__STATED TASK__. Report all lines holding "data".

-------- MATERIAL FOR THIS EXERCISE

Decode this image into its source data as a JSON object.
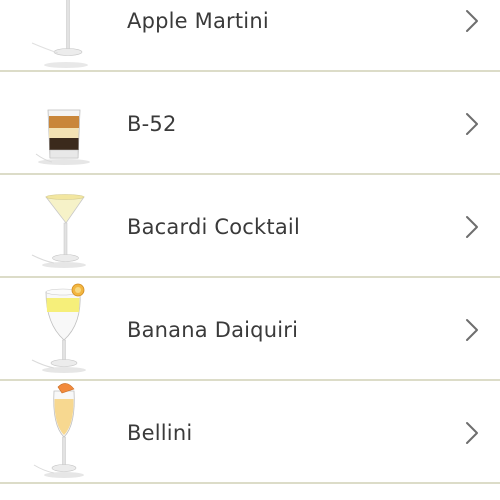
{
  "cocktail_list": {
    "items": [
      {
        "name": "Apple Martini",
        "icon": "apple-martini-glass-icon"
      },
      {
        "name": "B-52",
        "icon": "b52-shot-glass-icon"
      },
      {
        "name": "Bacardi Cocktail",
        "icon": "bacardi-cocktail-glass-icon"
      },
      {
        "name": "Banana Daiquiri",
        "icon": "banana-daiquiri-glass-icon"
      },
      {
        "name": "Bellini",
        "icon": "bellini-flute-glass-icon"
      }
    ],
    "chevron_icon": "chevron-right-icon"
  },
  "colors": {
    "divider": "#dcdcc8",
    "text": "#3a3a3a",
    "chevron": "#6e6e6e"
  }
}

----------------
-------- MATERIAL FOR THIS EXERCISE

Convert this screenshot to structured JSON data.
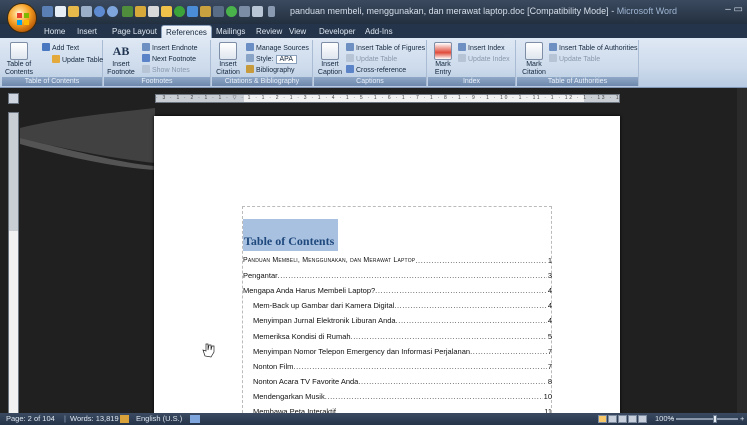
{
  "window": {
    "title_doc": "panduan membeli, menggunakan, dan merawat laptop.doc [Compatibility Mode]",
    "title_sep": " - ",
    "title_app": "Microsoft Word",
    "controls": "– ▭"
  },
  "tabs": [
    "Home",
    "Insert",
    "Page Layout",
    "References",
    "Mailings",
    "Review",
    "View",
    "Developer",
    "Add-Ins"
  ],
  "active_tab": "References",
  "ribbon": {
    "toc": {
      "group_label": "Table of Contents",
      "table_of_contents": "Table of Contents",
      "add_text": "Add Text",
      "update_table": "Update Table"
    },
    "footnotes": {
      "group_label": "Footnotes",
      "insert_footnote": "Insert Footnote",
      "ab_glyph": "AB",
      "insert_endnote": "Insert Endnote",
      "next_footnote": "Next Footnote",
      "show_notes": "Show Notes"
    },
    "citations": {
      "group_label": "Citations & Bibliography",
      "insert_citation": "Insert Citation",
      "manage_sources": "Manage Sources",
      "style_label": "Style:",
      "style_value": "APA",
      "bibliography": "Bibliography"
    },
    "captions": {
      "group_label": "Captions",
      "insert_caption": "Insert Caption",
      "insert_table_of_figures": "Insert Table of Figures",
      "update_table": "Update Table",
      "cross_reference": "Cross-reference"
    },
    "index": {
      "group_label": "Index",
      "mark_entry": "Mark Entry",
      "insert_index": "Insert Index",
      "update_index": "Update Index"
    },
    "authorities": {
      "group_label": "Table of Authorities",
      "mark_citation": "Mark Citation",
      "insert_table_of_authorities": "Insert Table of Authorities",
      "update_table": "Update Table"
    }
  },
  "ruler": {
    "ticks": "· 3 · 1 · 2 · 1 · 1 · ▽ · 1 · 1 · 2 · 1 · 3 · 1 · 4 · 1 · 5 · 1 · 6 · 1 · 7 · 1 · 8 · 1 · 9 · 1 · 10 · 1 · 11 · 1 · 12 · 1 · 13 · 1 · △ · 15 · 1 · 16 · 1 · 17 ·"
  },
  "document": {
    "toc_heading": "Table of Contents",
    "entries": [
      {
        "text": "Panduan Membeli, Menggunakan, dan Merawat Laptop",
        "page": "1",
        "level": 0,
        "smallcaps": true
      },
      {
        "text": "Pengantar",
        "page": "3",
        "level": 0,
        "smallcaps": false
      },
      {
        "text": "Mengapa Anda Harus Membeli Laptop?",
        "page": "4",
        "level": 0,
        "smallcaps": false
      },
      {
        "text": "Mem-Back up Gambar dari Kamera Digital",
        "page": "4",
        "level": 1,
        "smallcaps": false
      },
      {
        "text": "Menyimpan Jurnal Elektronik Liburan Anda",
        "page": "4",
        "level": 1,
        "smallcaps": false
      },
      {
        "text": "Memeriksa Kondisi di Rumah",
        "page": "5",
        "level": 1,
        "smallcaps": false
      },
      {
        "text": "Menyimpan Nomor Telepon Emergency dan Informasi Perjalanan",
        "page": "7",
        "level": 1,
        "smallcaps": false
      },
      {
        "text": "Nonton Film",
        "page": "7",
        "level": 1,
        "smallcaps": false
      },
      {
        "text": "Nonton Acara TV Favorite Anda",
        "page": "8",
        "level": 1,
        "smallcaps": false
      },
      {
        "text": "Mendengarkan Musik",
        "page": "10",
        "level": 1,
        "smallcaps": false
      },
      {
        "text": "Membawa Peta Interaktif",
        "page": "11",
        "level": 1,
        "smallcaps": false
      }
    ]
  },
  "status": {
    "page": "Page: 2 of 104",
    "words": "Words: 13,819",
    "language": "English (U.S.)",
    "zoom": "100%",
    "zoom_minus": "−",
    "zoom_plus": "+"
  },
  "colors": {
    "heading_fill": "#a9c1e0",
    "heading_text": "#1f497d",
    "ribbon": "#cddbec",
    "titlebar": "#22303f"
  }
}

----------------

__CORRECT OUTPUT__.
Decode this image into its source data as a JSON object.
Convert this screenshot to structured JSON data.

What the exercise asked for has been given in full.